• Short exercise: Return the lines of the data below without any change, from the line with "divider bbox=[140, 274, 650, 275]" to the line with "signup-button[interactable]: 👤 Sign", including both of those lines.

Element and region data:
........

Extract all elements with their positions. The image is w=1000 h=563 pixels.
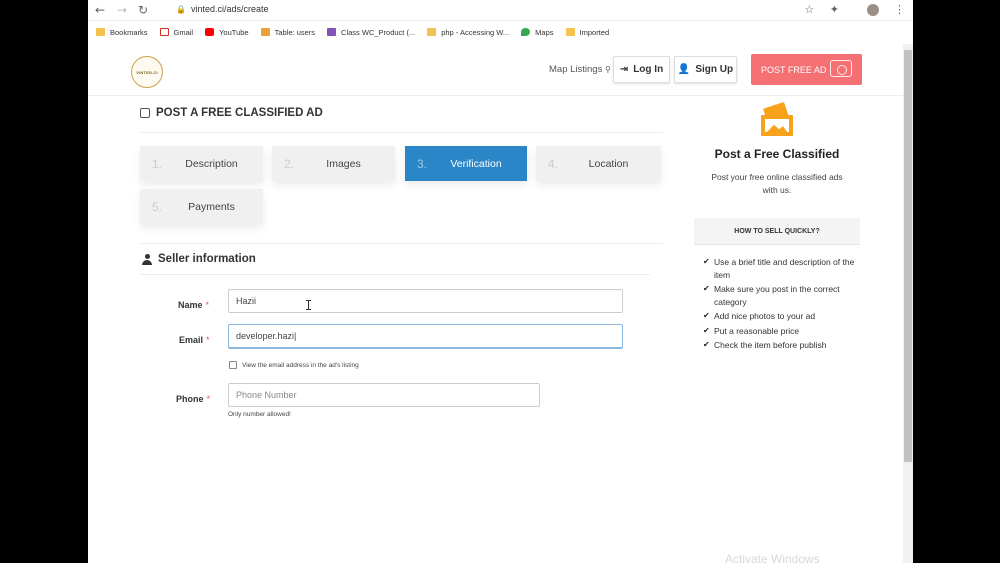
divider bbox=[140, 274, 650, 275]
lock-icon: 🔒 bbox=[176, 5, 186, 14]
bookmark-bookmarks[interactable]: Bookmarks bbox=[96, 28, 148, 37]
bookmark-woocommerce[interactable]: Class WC_Product (... bbox=[327, 28, 415, 37]
activate-windows-watermark: Activate Windows bbox=[725, 552, 820, 563]
address-bar: ← → ↻ 🔒 vinted.ci/ads/create ☆ ✦ ⋮ bbox=[88, 0, 913, 21]
list-item: ✔ Add nice photos to your ad bbox=[703, 311, 816, 321]
sidebar-title: Post a Free Classified bbox=[714, 147, 840, 161]
section-title: Seller information bbox=[142, 253, 256, 265]
phone-field[interactable] bbox=[228, 383, 540, 407]
check-icon: ✔ bbox=[703, 257, 710, 266]
step-description[interactable]: 1. Description bbox=[140, 146, 263, 181]
step-payments[interactable]: 5. Payments bbox=[140, 189, 263, 224]
forward-icon[interactable]: → bbox=[117, 3, 127, 17]
signup-button[interactable]: 👤 Sign Up bbox=[674, 56, 737, 83]
check-icon: ✔ bbox=[703, 284, 710, 293]
scrollbar-thumb[interactable] bbox=[904, 50, 912, 462]
woocommerce-icon bbox=[327, 28, 337, 36]
youtube-icon bbox=[205, 28, 215, 36]
back-icon[interactable]: ← bbox=[95, 3, 105, 17]
add-user-icon: 👤 bbox=[677, 64, 691, 75]
browser-chrome: ← → ↻ 🔒 vinted.ci/ads/create ☆ ✦ ⋮ Bookma… bbox=[88, 0, 913, 44]
mouse-cursor bbox=[306, 300, 311, 310]
step-images[interactable]: 2. Images bbox=[272, 146, 395, 181]
check-icon: ✔ bbox=[703, 311, 710, 320]
check-icon: ✔ bbox=[703, 325, 710, 335]
menu-icon[interactable]: ⋮ bbox=[894, 3, 905, 16]
page-title: POST A FREE CLASSIFIED AD bbox=[140, 107, 323, 119]
step-location[interactable]: 4. Location bbox=[536, 146, 661, 181]
list-item: ✔ Make sure you post in the correct categ… bbox=[703, 284, 840, 307]
maps-icon bbox=[521, 28, 531, 36]
site-header: VINTED.CI Map Listings ⚲ ⇥ Log In 👤 Sign U… bbox=[88, 44, 903, 96]
login-icon: ⇥ bbox=[619, 64, 629, 75]
email-field[interactable] bbox=[228, 324, 623, 348]
user-icon bbox=[142, 253, 152, 265]
name-field[interactable] bbox=[228, 289, 623, 313]
tips-list: ✔ Use a brief title and description of th… bbox=[703, 256, 858, 354]
camera-icon bbox=[830, 60, 852, 77]
post-free-ad-button[interactable]: POST FREE AD bbox=[751, 54, 862, 85]
stackoverflow-icon bbox=[427, 28, 437, 36]
list-item: ✔ Use a brief title and description of th… bbox=[703, 257, 855, 280]
map-listings-link[interactable]: Map Listings ⚲ bbox=[549, 64, 611, 75]
scrollbar[interactable] bbox=[903, 44, 913, 563]
bookmark-gmail[interactable]: Gmail bbox=[159, 28, 193, 37]
step-verification[interactable]: 3. Verification bbox=[405, 146, 527, 181]
bookmark-php[interactable]: php - Accessing W... bbox=[427, 28, 509, 37]
edit-icon bbox=[140, 108, 150, 118]
reload-icon[interactable]: ↻ bbox=[138, 3, 148, 17]
list-item: ✔ Put a reasonable price bbox=[703, 325, 800, 336]
url-text: vinted.ci/ads/create bbox=[190, 4, 269, 14]
folder-icon bbox=[96, 28, 105, 36]
show-email-checkbox[interactable] bbox=[229, 361, 237, 369]
site-logo[interactable]: VINTED.CI bbox=[131, 56, 163, 88]
divider bbox=[140, 243, 663, 244]
bookmark-table-users[interactable]: Table: users bbox=[260, 28, 315, 37]
gmail-icon bbox=[159, 28, 169, 36]
bookmark-maps[interactable]: Maps bbox=[521, 28, 554, 37]
photo-gallery-icon bbox=[759, 101, 796, 137]
phone-label: Phone * bbox=[176, 394, 211, 404]
folder-icon bbox=[565, 28, 575, 36]
how-to-sell-heading: HOW TO SELL QUICKLY? bbox=[694, 218, 860, 245]
table-icon bbox=[260, 28, 270, 36]
email-label: Email * bbox=[179, 335, 210, 345]
bookmark-youtube[interactable]: YouTube bbox=[205, 28, 249, 37]
page: VINTED.CI Map Listings ⚲ ⇥ Log In 👤 Sign U… bbox=[88, 44, 903, 563]
map-pin-icon: ⚲ bbox=[604, 65, 611, 74]
show-email-checkbox-row[interactable]: View the email address in the ad's listi… bbox=[229, 361, 359, 369]
check-icon: ✔ bbox=[703, 340, 710, 349]
profile-avatar[interactable] bbox=[855, 3, 879, 16]
extension-icon[interactable]: ✦ bbox=[830, 3, 839, 16]
list-item: ✔ Check the item before publish bbox=[703, 340, 827, 350]
divider bbox=[140, 132, 663, 133]
bookmark-imported[interactable]: Imported bbox=[565, 28, 609, 37]
login-button[interactable]: ⇥ Log In bbox=[613, 56, 670, 83]
star-icon[interactable]: ☆ bbox=[804, 3, 814, 16]
bookmarks-bar: Bookmarks Gmail YouTube Table: users Cla… bbox=[88, 22, 913, 42]
url-field[interactable]: 🔒 vinted.ci/ads/create bbox=[176, 4, 269, 14]
phone-helper-text: Only number allowed! bbox=[228, 411, 291, 418]
sidebar-description: Post your free online classified ads wit… bbox=[711, 172, 843, 195]
name-label: Name * bbox=[178, 300, 210, 310]
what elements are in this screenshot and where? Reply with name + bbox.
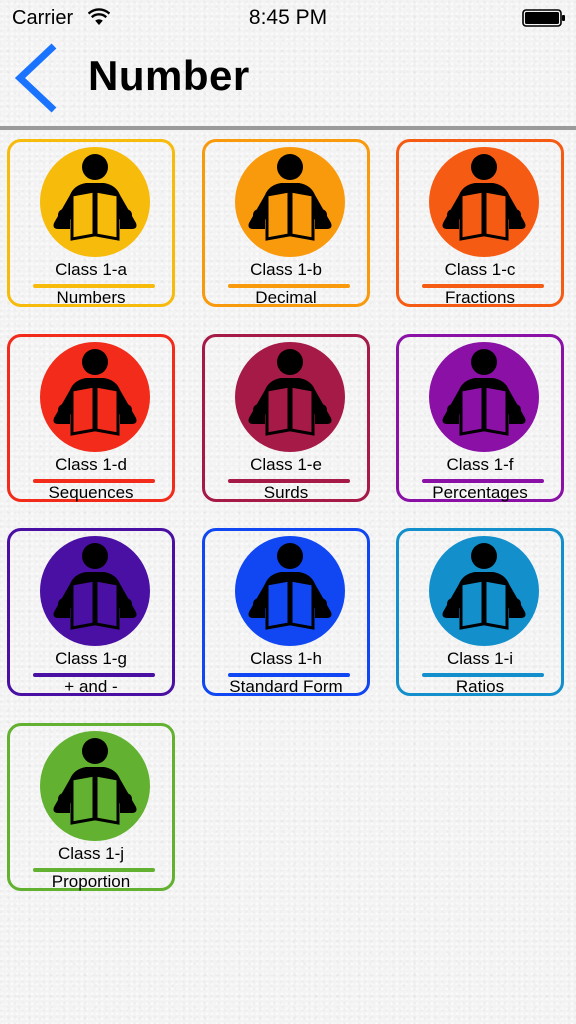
tile-class-label: Class 1-f <box>446 455 514 474</box>
tile-topic-label: Numbers <box>56 288 126 307</box>
class-tile[interactable]: Class 1-b Decimal <box>202 139 370 307</box>
tile-class-label: Class 1-b <box>250 260 322 279</box>
tile-topic-label: Sequences <box>48 483 134 502</box>
tile-topic-label: Standard Form <box>229 677 343 696</box>
header-divider <box>0 126 576 130</box>
tile-topic-label: Decimal <box>255 288 317 307</box>
class-tile[interactable]: Class 1-f Percentages <box>396 334 564 502</box>
tile-class-label: Class 1-a <box>55 260 127 279</box>
tile-class-label: Class 1-g <box>55 649 127 668</box>
reader-icon <box>429 147 539 257</box>
status-bar: Carrier 8:45 PM <box>0 0 576 38</box>
status-time: 8:45 PM <box>248 6 328 29</box>
reader-icon <box>40 147 150 257</box>
tile-class-label: Class 1-j <box>57 844 125 863</box>
tile-topic-label: + and - <box>64 677 118 696</box>
tile-class-label: Class 1-d <box>55 455 127 474</box>
reader-icon <box>429 536 539 646</box>
chevron-left-icon <box>14 43 57 113</box>
tile-class-label: Class 1-e <box>250 455 322 474</box>
class-tile[interactable]: Class 1-d Sequences <box>7 334 175 502</box>
reader-icon <box>235 536 345 646</box>
class-tile[interactable]: Class 1-i Ratios <box>396 528 564 696</box>
tile-topic-label: Surds <box>263 483 309 502</box>
reader-icon <box>40 536 150 646</box>
back-button[interactable] <box>8 40 64 116</box>
reader-icon <box>40 342 150 452</box>
tile-topic-label: Ratios <box>455 677 505 696</box>
reader-icon <box>40 731 150 841</box>
battery-icon <box>522 9 565 27</box>
class-tile[interactable]: Class 1-h Standard Form <box>202 528 370 696</box>
reader-icon <box>235 342 345 452</box>
tile-class-label: Class 1-h <box>250 649 322 668</box>
tile-class-label: Class 1-c <box>444 260 516 279</box>
class-tile[interactable]: Class 1-e Surds <box>202 334 370 502</box>
tile-class-label: Class 1-i <box>446 649 514 668</box>
page-title: Number <box>88 52 250 99</box>
reader-icon <box>429 342 539 452</box>
tile-topic-label: Percentages <box>432 483 528 502</box>
tile-topic-label: Proportion <box>51 872 131 891</box>
class-tile[interactable]: Class 1-a Numbers <box>7 139 175 307</box>
class-tile[interactable]: Class 1-j Proportion <box>7 723 175 891</box>
class-tile[interactable]: Class 1-c Fractions <box>396 139 564 307</box>
class-tile[interactable]: Class 1-g + and - <box>7 528 175 696</box>
navigation-bar: Number <box>0 38 576 126</box>
tile-topic-label: Fractions <box>445 288 515 307</box>
reader-icon <box>235 147 345 257</box>
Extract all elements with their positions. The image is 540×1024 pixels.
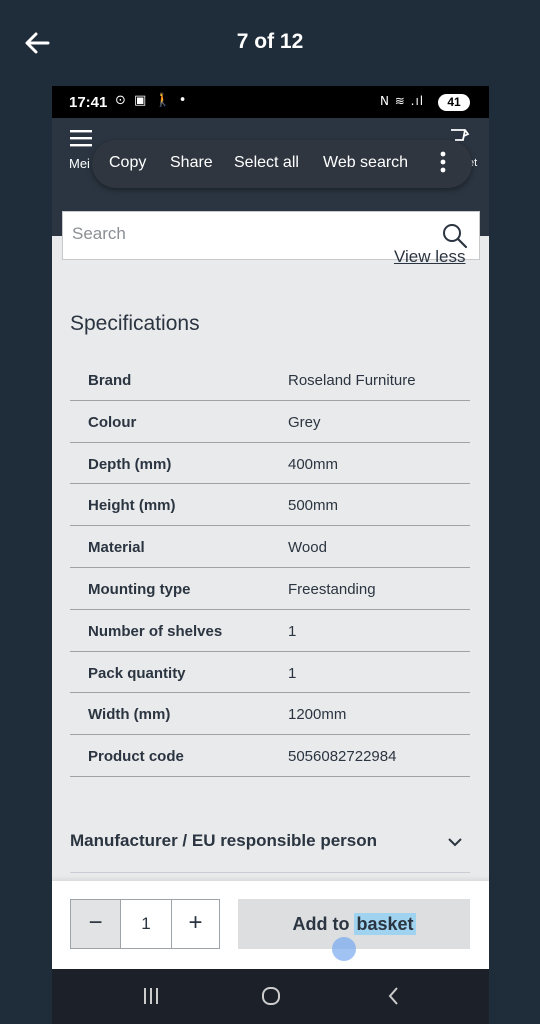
- increase-quantity-button[interactable]: +: [171, 900, 219, 948]
- manufacturer-accordion[interactable]: Manufacturer / EU responsible person: [70, 831, 377, 851]
- select-all-button[interactable]: Select all: [234, 154, 299, 172]
- spec-key: Material: [88, 539, 145, 557]
- spec-value: 5056082722984: [288, 748, 397, 766]
- copy-button[interactable]: Copy: [109, 154, 146, 172]
- more-options-icon[interactable]: [439, 150, 447, 174]
- specifications-heading: Specifications: [70, 312, 200, 335]
- table-row: Width (mm) 1200mm: [70, 693, 470, 736]
- spec-key: Depth (mm): [88, 455, 172, 473]
- image-viewer-header: 7 of 12: [0, 0, 540, 86]
- divider: [70, 872, 470, 873]
- spec-value: Roseland Furniture: [288, 372, 416, 389]
- image-counter: 7 of 12: [236, 30, 304, 53]
- spec-key: Number of shelves: [88, 622, 223, 640]
- quantity-stepper: − 1 +: [70, 899, 220, 949]
- spec-value: 500mm: [288, 497, 339, 515]
- signal-icons: N ≋ .ıl: [380, 94, 425, 108]
- specifications-table: Brand Roseland Furniture Colour Grey Depth…: [70, 359, 470, 777]
- chevron-down-icon[interactable]: [448, 836, 462, 848]
- spec-key: Width (mm): [88, 706, 171, 724]
- table-row: Mounting type Freestanding: [70, 568, 470, 610]
- touch-indicator: [332, 937, 356, 961]
- spec-key: Colour: [88, 413, 137, 431]
- status-bar: 17:41 ⊙ ▣ 🚶 • N ≋ .ıl 41: [52, 86, 489, 118]
- spec-value: Freestanding: [288, 580, 376, 598]
- table-row: Pack quantity 1: [70, 652, 470, 694]
- app-header: Mei et Copy Share Select all Web search: [52, 118, 489, 260]
- spec-key: Pack quantity: [88, 664, 186, 682]
- spec-value: Grey: [288, 413, 321, 431]
- recent-apps-icon[interactable]: [139, 984, 163, 1008]
- web-search-button[interactable]: Web search: [323, 154, 408, 172]
- view-less-link[interactable]: View less: [394, 247, 466, 267]
- notification-icons: ⊙ ▣ 🚶 •: [115, 93, 189, 108]
- table-row: Colour Grey: [70, 401, 470, 443]
- table-row: Brand Roseland Furniture: [70, 359, 470, 401]
- decrease-quantity-button[interactable]: −: [71, 900, 121, 948]
- spec-value: 1: [288, 664, 297, 682]
- add-to-label: Add to: [292, 914, 355, 934]
- spec-value: 400mm: [288, 455, 339, 473]
- table-row: Material Wood: [70, 526, 470, 568]
- back-nav-icon[interactable]: [382, 984, 406, 1008]
- spec-key: Product code: [88, 748, 184, 766]
- menu-label: Mei: [69, 156, 90, 171]
- table-row: Depth (mm) 400mm: [70, 443, 470, 485]
- table-row: Number of shelves 1: [70, 610, 470, 652]
- add-to-basket-bar: − 1 + Add to basket: [52, 881, 489, 969]
- home-icon[interactable]: [259, 984, 283, 1008]
- spec-value: 1200mm: [288, 706, 347, 724]
- spec-value: Wood: [288, 539, 327, 557]
- table-row: Product code 5056082722984: [70, 735, 470, 777]
- quantity-value[interactable]: 1: [121, 900, 171, 948]
- selected-text: basket: [354, 913, 416, 935]
- spec-key: Height (mm): [88, 497, 176, 515]
- spec-value: 1: [288, 622, 297, 640]
- hamburger-menu-icon[interactable]: [70, 128, 92, 148]
- battery-icon: 41: [438, 94, 470, 111]
- status-time: 17:41: [69, 94, 108, 111]
- phone-screenshot: 17:41 ⊙ ▣ 🚶 • N ≋ .ıl 41 Mei et Copy Sha…: [52, 86, 489, 1024]
- spec-key: Mounting type: [88, 580, 191, 598]
- spec-key: Brand: [88, 372, 132, 389]
- text-selection-menu: Copy Share Select all Web search: [92, 140, 472, 188]
- search-icon[interactable]: [441, 222, 469, 250]
- share-button[interactable]: Share: [170, 154, 213, 172]
- table-row: Height (mm) 500mm: [70, 484, 470, 527]
- android-nav-bar: [52, 969, 489, 1024]
- search-input[interactable]: [72, 224, 412, 244]
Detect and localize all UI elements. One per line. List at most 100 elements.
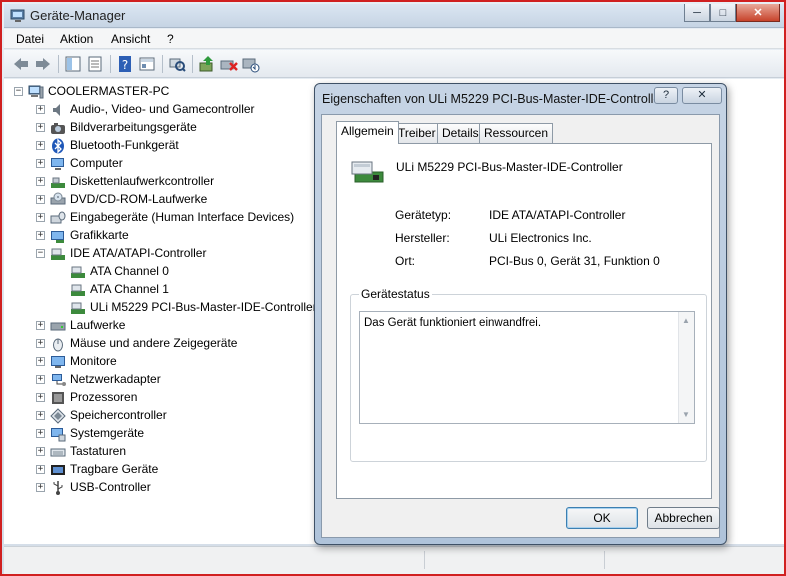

........

• Answer below:
divider bbox=[140, 274, 650, 275]
lock-icon: 🔒 bbox=[176, 5, 186, 14]
bookmark-bookmarks[interactable]: Bookmarks bbox=[96, 28, 148, 37]
bookmark-woocommerce[interactable]: Class WC_Product (... bbox=[327, 28, 415, 37]
activate-windows-watermark: Activate Windows bbox=[725, 552, 820, 563]
address-bar: ← → ↻ 🔒 vinted.ci/ads/create ☆ ✦ ⋮ bbox=[88, 0, 913, 21]
list-item: ✔ Add nice photos to your ad bbox=[703, 311, 816, 321]
sidebar-title: Post a Free Classified bbox=[714, 147, 840, 161]
section-title: Seller information bbox=[142, 253, 256, 265]
phone-field[interactable] bbox=[228, 383, 540, 407]
check-icon: ✔ bbox=[703, 257, 710, 266]
step-description[interactable]: 1. Description bbox=[140, 146, 263, 181]
step-payments[interactable]: 5. Payments bbox=[140, 189, 263, 224]
forward-icon[interactable]: → bbox=[117, 3, 127, 17]
signup-button[interactable]: 👤 Sign Up bbox=[674, 56, 737, 83]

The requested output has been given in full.